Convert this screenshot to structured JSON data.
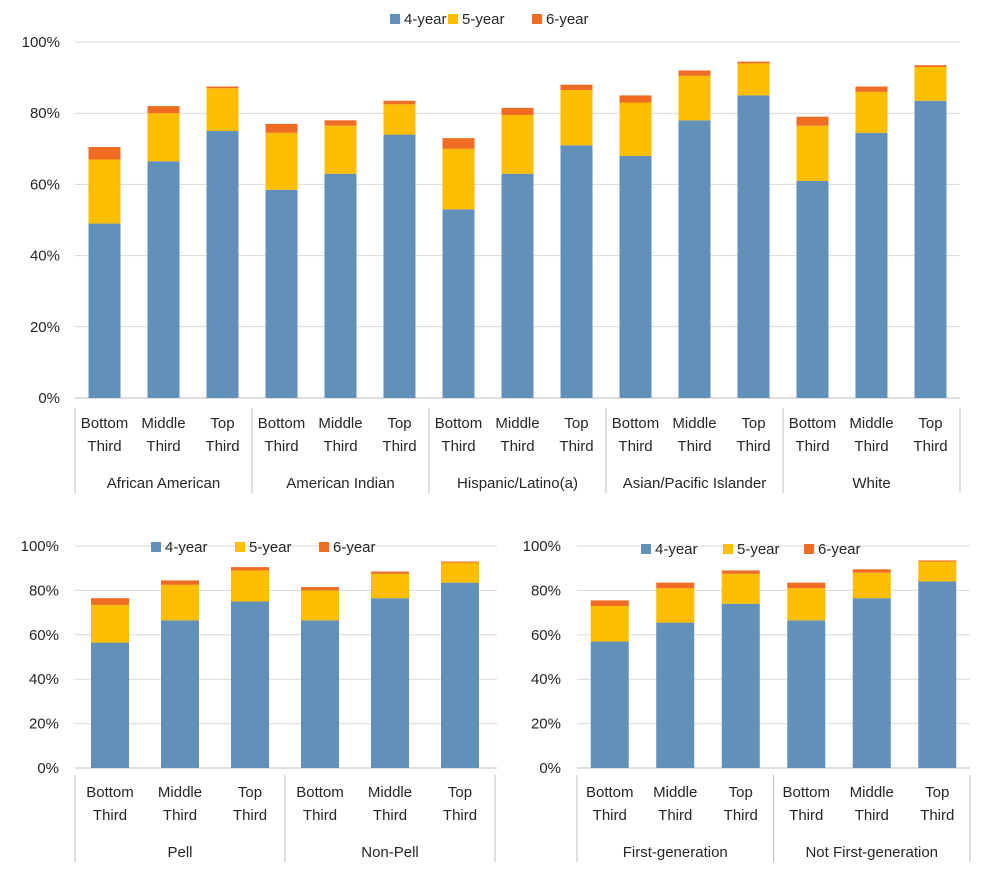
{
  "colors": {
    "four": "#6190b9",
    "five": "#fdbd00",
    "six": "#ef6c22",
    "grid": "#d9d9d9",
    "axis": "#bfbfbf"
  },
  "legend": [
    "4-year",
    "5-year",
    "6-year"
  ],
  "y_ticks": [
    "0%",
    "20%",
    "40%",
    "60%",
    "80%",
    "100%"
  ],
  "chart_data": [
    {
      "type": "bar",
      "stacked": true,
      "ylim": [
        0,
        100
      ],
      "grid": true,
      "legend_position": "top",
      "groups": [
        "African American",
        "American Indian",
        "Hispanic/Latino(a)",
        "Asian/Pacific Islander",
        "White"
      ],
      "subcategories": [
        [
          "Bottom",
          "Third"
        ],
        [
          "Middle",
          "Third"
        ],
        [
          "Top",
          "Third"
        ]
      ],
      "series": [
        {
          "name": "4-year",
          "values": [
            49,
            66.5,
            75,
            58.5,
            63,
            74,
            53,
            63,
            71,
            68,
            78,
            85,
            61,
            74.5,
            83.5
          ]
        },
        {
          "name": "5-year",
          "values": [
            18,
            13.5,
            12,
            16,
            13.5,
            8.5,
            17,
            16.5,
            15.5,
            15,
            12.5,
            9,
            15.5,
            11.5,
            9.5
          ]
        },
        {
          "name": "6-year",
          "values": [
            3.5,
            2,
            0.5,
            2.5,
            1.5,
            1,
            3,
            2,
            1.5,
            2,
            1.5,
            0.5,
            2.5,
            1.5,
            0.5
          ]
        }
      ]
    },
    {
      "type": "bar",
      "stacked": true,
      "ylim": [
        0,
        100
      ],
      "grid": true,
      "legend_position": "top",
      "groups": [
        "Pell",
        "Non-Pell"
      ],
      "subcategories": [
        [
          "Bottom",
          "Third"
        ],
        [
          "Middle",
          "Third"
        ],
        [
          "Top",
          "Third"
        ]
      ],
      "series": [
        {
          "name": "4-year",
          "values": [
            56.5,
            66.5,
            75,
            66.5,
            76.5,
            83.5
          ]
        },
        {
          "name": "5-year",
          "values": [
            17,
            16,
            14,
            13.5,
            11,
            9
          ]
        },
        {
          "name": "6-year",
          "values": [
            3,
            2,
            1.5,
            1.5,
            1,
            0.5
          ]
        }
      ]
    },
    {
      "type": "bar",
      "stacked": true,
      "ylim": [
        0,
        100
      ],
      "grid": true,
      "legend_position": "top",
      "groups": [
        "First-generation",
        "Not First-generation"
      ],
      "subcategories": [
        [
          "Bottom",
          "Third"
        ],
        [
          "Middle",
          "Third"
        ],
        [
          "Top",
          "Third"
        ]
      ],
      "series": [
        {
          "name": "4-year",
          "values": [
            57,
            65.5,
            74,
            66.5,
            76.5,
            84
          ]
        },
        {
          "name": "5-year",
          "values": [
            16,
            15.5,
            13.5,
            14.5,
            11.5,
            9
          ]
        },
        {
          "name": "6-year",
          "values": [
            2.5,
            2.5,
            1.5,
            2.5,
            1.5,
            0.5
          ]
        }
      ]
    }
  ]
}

Short problem.
Retype the records exactly. Any image in them should not appear in what you write.

Written answer.
Convert this screenshot to structured JSON data.
{
  "colors": {
    "four": "#6190b9",
    "five": "#fdbd00",
    "six": "#ef6c22",
    "grid": "#d9d9d9",
    "axis": "#bfbfbf"
  },
  "legend": [
    "4-year",
    "5-year",
    "6-year"
  ],
  "y_ticks": [
    "0%",
    "20%",
    "40%",
    "60%",
    "80%",
    "100%"
  ],
  "chart_data": [
    {
      "type": "bar",
      "stacked": true,
      "ylim": [
        0,
        100
      ],
      "grid": true,
      "legend_position": "top",
      "groups": [
        "African American",
        "American Indian",
        "Hispanic/Latino(a)",
        "Asian/Pacific Islander",
        "White"
      ],
      "subcategories": [
        [
          "Bottom",
          "Third"
        ],
        [
          "Middle",
          "Third"
        ],
        [
          "Top",
          "Third"
        ]
      ],
      "series": [
        {
          "name": "4-year",
          "values": [
            49,
            66.5,
            75,
            58.5,
            63,
            74,
            53,
            63,
            71,
            68,
            78,
            85,
            61,
            74.5,
            83.5
          ]
        },
        {
          "name": "5-year",
          "values": [
            18,
            13.5,
            12,
            16,
            13.5,
            8.5,
            17,
            16.5,
            15.5,
            15,
            12.5,
            9,
            15.5,
            11.5,
            9.5
          ]
        },
        {
          "name": "6-year",
          "values": [
            3.5,
            2,
            0.5,
            2.5,
            1.5,
            1,
            3,
            2,
            1.5,
            2,
            1.5,
            0.5,
            2.5,
            1.5,
            0.5
          ]
        }
      ]
    },
    {
      "type": "bar",
      "stacked": true,
      "ylim": [
        0,
        100
      ],
      "grid": true,
      "legend_position": "top",
      "groups": [
        "Pell",
        "Non-Pell"
      ],
      "subcategories": [
        [
          "Bottom",
          "Third"
        ],
        [
          "Middle",
          "Third"
        ],
        [
          "Top",
          "Third"
        ]
      ],
      "series": [
        {
          "name": "4-year",
          "values": [
            56.5,
            66.5,
            75,
            66.5,
            76.5,
            83.5
          ]
        },
        {
          "name": "5-year",
          "values": [
            17,
            16,
            14,
            13.5,
            11,
            9
          ]
        },
        {
          "name": "6-year",
          "values": [
            3,
            2,
            1.5,
            1.5,
            1,
            0.5
          ]
        }
      ]
    },
    {
      "type": "bar",
      "stacked": true,
      "ylim": [
        0,
        100
      ],
      "grid": true,
      "legend_position": "top",
      "groups": [
        "First-generation",
        "Not First-generation"
      ],
      "subcategories": [
        [
          "Bottom",
          "Third"
        ],
        [
          "Middle",
          "Third"
        ],
        [
          "Top",
          "Third"
        ]
      ],
      "series": [
        {
          "name": "4-year",
          "values": [
            57,
            65.5,
            74,
            66.5,
            76.5,
            84
          ]
        },
        {
          "name": "5-year",
          "values": [
            16,
            15.5,
            13.5,
            14.5,
            11.5,
            9
          ]
        },
        {
          "name": "6-year",
          "values": [
            2.5,
            2.5,
            1.5,
            2.5,
            1.5,
            0.5
          ]
        }
      ]
    }
  ]
}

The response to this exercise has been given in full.